Task brief:
Repeat the whole listing exactly as written.

Start Listed entries

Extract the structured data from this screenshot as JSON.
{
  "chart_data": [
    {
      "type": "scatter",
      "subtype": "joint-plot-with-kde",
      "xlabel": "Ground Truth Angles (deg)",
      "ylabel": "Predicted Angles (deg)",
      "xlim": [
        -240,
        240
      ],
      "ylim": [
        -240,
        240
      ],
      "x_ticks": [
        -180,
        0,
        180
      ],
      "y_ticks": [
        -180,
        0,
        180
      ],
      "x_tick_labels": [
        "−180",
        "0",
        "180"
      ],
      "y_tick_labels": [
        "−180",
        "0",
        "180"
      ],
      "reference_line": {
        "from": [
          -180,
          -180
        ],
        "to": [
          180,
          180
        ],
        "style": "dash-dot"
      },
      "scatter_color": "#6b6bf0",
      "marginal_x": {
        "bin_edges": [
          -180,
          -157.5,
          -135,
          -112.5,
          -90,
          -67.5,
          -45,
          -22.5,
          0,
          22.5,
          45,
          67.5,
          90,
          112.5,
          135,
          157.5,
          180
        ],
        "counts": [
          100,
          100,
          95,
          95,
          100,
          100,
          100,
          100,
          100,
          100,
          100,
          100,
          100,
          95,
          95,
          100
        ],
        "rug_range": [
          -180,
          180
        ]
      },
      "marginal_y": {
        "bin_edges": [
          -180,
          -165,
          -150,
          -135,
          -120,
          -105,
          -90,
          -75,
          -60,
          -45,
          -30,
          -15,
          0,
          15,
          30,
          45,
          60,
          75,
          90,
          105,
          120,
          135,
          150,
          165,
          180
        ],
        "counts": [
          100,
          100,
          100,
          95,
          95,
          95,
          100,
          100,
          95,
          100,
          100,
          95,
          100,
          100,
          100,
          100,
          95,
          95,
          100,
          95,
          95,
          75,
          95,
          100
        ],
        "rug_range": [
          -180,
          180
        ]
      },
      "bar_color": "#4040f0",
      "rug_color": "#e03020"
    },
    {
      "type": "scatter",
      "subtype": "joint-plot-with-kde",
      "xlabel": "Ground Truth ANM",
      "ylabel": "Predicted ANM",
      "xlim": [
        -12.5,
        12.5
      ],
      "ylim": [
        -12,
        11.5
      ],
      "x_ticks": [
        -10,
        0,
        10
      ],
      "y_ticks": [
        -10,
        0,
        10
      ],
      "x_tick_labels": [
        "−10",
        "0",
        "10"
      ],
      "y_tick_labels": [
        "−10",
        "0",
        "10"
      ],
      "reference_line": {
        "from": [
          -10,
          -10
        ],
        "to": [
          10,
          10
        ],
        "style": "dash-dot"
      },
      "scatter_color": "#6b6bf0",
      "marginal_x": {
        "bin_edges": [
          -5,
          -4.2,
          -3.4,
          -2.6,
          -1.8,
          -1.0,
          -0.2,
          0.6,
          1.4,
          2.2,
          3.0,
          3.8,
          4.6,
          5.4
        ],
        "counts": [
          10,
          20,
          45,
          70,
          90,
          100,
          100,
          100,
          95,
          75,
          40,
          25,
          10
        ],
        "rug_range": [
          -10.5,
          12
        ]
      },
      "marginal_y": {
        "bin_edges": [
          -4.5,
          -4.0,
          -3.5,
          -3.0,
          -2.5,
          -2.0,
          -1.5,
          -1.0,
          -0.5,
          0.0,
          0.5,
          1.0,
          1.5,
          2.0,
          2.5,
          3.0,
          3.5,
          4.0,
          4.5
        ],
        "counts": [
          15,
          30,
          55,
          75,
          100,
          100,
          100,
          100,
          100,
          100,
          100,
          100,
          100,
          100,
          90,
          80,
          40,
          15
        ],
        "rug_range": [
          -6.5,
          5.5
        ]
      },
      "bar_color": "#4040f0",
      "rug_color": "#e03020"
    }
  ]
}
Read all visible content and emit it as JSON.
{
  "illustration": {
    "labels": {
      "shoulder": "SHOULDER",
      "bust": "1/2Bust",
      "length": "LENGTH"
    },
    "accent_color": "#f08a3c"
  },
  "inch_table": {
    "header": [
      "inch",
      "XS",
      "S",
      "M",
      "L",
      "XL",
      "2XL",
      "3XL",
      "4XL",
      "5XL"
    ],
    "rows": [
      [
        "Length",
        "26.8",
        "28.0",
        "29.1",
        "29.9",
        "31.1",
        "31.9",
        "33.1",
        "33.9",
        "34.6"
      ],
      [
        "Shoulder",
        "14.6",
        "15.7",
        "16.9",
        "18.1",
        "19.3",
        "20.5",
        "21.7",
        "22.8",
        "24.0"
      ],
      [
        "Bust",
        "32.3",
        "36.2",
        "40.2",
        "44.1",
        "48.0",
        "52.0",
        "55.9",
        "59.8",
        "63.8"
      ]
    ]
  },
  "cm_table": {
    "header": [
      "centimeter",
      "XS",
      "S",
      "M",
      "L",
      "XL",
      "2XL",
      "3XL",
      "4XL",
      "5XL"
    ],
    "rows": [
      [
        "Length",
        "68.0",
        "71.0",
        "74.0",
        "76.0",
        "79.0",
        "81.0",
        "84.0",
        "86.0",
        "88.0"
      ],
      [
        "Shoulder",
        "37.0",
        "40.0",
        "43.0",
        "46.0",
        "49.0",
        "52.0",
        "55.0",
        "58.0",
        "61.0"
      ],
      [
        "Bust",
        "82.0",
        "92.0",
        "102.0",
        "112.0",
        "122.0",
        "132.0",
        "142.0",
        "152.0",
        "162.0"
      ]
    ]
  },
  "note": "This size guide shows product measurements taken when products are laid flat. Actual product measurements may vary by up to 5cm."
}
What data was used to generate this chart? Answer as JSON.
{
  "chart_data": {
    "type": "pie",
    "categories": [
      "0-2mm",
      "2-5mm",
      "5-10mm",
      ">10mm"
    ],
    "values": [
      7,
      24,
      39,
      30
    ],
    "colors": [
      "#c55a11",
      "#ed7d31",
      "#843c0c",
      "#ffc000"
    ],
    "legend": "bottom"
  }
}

End Listed entries

Full output:
Extract the structured data from this screenshot as JSON.
{
  "chart_data": [
    {
      "type": "scatter",
      "subtype": "joint-plot-with-kde",
      "xlabel": "Ground Truth Angles (deg)",
      "ylabel": "Predicted Angles (deg)",
      "xlim": [
        -240,
        240
      ],
      "ylim": [
        -240,
        240
      ],
      "x_ticks": [
        -180,
        0,
        180
      ],
      "y_ticks": [
        -180,
        0,
        180
      ],
      "x_tick_labels": [
        "−180",
        "0",
        "180"
      ],
      "y_tick_labels": [
        "−180",
        "0",
        "180"
      ],
      "reference_line": {
        "from": [
          -180,
          -180
        ],
        "to": [
          180,
          180
        ],
        "style": "dash-dot"
      },
      "scatter_color": "#6b6bf0",
      "marginal_x": {
        "bin_edges": [
          -180,
          -157.5,
          -135,
          -112.5,
          -90,
          -67.5,
          -45,
          -22.5,
          0,
          22.5,
          45,
          67.5,
          90,
          112.5,
          135,
          157.5,
          180
        ],
        "counts": [
          100,
          100,
          95,
          95,
          100,
          100,
          100,
          100,
          100,
          100,
          100,
          100,
          100,
          95,
          95,
          100
        ],
        "rug_range": [
          -180,
          180
        ]
      },
      "marginal_y": {
        "bin_edges": [
          -180,
          -165,
          -150,
          -135,
          -120,
          -105,
          -90,
          -75,
          -60,
          -45,
          -30,
          -15,
          0,
          15,
          30,
          45,
          60,
          75,
          90,
          105,
          120,
          135,
          150,
          165,
          180
        ],
        "counts": [
          100,
          100,
          100,
          95,
          95,
          95,
          100,
          100,
          95,
          100,
          100,
          95,
          100,
          100,
          100,
          100,
          95,
          95,
          100,
          95,
          95,
          75,
          95,
          100
        ],
        "rug_range": [
          -180,
          180
        ]
      },
      "bar_color": "#4040f0",
      "rug_color": "#e03020"
    },
    {
      "type": "scatter",
      "subtype": "joint-plot-with-kde",
      "xlabel": "Ground Truth ANM",
      "ylabel": "Predicted ANM",
      "xlim": [
        -12.5,
        12.5
      ],
      "ylim": [
        -12,
        11.5
      ],
      "x_ticks": [
        -10,
        0,
        10
      ],
      "y_ticks": [
        -10,
        0,
        10
      ],
      "x_tick_labels": [
        "−10",
        "0",
        "10"
      ],
      "y_tick_labels": [
        "−10",
        "0",
        "10"
      ],
      "reference_line": {
        "from": [
          -10,
          -10
        ],
        "to": [
          10,
          10
        ],
        "style": "dash-dot"
      },
      "scatter_color": "#6b6bf0",
      "marginal_x": {
        "bin_edges": [
          -5,
          -4.2,
          -3.4,
          -2.6,
          -1.8,
          -1.0,
          -0.2,
          0.6,
          1.4,
          2.2,
          3.0,
          3.8,
          4.6,
          5.4
        ],
        "counts": [
          10,
          20,
          45,
          70,
          90,
          100,
          100,
          100,
          95,
          75,
          40,
          25,
          10
        ],
        "rug_range": [
          -10.5,
          12
        ]
      },
      "marginal_y": {
        "bin_edges": [
          -4.5,
          -4.0,
          -3.5,
          -3.0,
          -2.5,
          -2.0,
          -1.5,
          -1.0,
          -0.5,
          0.0,
          0.5,
          1.0,
          1.5,
          2.0,
          2.5,
          3.0,
          3.5,
          4.0,
          4.5
        ],
        "counts": [
          15,
          30,
          55,
          75,
          100,
          100,
          100,
          100,
          100,
          100,
          100,
          100,
          100,
          100,
          90,
          80,
          40,
          15
        ],
        "rug_range": [
          -6.5,
          5.5
        ]
      },
      "bar_color": "#4040f0",
      "rug_color": "#e03020"
    }
  ]
}
Read all visible content and emit it as JSON.
{
  "illustration": {
    "labels": {
      "shoulder": "SHOULDER",
      "bust": "1/2Bust",
      "length": "LENGTH"
    },
    "accent_color": "#f08a3c"
  },
  "inch_table": {
    "header": [
      "inch",
      "XS",
      "S",
      "M",
      "L",
      "XL",
      "2XL",
      "3XL",
      "4XL",
      "5XL"
    ],
    "rows": [
      [
        "Length",
        "26.8",
        "28.0",
        "29.1",
        "29.9",
        "31.1",
        "31.9",
        "33.1",
        "33.9",
        "34.6"
      ],
      [
        "Shoulder",
        "14.6",
        "15.7",
        "16.9",
        "18.1",
        "19.3",
        "20.5",
        "21.7",
        "22.8",
        "24.0"
      ],
      [
        "Bust",
        "32.3",
        "36.2",
        "40.2",
        "44.1",
        "48.0",
        "52.0",
        "55.9",
        "59.8",
        "63.8"
      ]
    ]
  },
  "cm_table": {
    "header": [
      "centimeter",
      "XS",
      "S",
      "M",
      "L",
      "XL",
      "2XL",
      "3XL",
      "4XL",
      "5XL"
    ],
    "rows": [
      [
        "Length",
        "68.0",
        "71.0",
        "74.0",
        "76.0",
        "79.0",
        "81.0",
        "84.0",
        "86.0",
        "88.0"
      ],
      [
        "Shoulder",
        "37.0",
        "40.0",
        "43.0",
        "46.0",
        "49.0",
        "52.0",
        "55.0",
        "58.0",
        "61.0"
      ],
      [
        "Bust",
        "82.0",
        "92.0",
        "102.0",
        "112.0",
        "122.0",
        "132.0",
        "142.0",
        "152.0",
        "162.0"
      ]
    ]
  },
  "note": "This size guide shows product measurements taken when products are laid flat. Actual product measurements may vary by up to 5cm."
}
What data was used to generate this chart? Answer as JSON.
{
  "chart_data": {
    "type": "pie",
    "categories": [
      "0-2mm",
      "2-5mm",
      "5-10mm",
      ">10mm"
    ],
    "values": [
      7,
      24,
      39,
      30
    ],
    "colors": [
      "#c55a11",
      "#ed7d31",
      "#843c0c",
      "#ffc000"
    ],
    "legend": "bottom"
  }
}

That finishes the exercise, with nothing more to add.